Text:
-------

Word problems

I hope you have a diagram of your own. Your diagram should have 4 right triangles being cut off from each of the corners of the square.

 

Call each of the legs of these right triangles x. Using the Pythagorean theorem, the hypoetnuse is sqt 2x^2.

This hypotenuse must be the same as all the sides of the regular octagon.. The sides of the octagon that lie on the side of the square can be represented as 2 - 2x...look at the diagram.

 

So 2 - 2x = sqrt 2x^2 will result in a regular octagon. Square both sides to get

4 - 8x + 4x^2 = 2x^2    It's a quadratic equation, so bring all the terms to one side.

2x^2 - 8x + 4 = 0    Use the quadratic formula to get

 

x = (8 +- sqrt(64-4*2*4) ) / 4

x = (8+- sqrt32) / 4

x = 2 +- sqrt 2   or

 

2 + sqrt2 or 2- sqrt 2

 

2 + sqrt2 is bigger than the original side of the square and is therfore rejected.

2 - sqrt2 is what must be cut off.

 

So the side of the octagon is 2 - 2(2 - sqrt 2) = -2 + 2sqrt 2 which is approximately .8284 for each side of the octagon.

 

let's check by using the Pythagorean theorem on the little triangles to see if the hypotenuses are the same number. I'll use the fact that 

2 - sqrt 2 is approximately .586.

 

.586^2 + .586^2 = hyp^2

.686792    =    hyp^2

.8287      =    hyp

 

That's pretty darn close to the answer using the first method. So I'm convinced that the side of the regular octagon is

 

EXACTLY    -2 + 2sqrt 2     OR

APPROXIMATELY .8284.

 

Hope you understood this.

-------

Dataset entries:
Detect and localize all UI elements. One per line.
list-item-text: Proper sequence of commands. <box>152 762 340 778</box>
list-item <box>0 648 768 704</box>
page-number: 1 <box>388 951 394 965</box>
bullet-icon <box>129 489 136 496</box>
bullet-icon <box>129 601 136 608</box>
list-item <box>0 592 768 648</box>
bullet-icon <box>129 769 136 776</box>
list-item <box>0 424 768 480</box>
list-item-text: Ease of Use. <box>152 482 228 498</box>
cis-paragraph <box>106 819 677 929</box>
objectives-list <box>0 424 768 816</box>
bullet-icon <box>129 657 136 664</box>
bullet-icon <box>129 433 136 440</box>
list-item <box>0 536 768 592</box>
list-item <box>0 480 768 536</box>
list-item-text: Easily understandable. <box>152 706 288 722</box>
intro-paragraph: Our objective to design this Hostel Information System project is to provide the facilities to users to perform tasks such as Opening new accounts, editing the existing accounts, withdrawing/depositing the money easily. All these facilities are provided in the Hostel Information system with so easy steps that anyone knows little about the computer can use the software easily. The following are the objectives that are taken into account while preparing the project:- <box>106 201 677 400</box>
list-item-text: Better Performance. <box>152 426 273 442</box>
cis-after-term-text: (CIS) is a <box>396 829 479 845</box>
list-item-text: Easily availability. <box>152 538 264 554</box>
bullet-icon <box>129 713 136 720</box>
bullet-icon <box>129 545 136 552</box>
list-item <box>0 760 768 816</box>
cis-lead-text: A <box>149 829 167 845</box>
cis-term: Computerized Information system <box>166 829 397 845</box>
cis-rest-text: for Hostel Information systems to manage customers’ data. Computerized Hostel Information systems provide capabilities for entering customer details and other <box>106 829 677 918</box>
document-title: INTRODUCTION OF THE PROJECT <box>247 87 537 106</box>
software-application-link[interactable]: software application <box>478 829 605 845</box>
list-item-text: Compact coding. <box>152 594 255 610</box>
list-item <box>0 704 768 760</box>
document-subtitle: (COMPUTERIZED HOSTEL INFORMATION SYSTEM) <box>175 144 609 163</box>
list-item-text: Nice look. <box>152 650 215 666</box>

-------

What is asked: Please rewrite the octagon solution between "That's pretty darn" and "APPROXIMATELY .8284.", inclusive, and substitute "very close" for "pretty darn close". The rows aren't needed for this.

Result for this exercise:
That's very close to the answer using the first method. So I'm convinced that the side of the regular octagon is

 

EXACTLY    -2 + 2sqrt 2     OR

APPROXIMATELY .8284.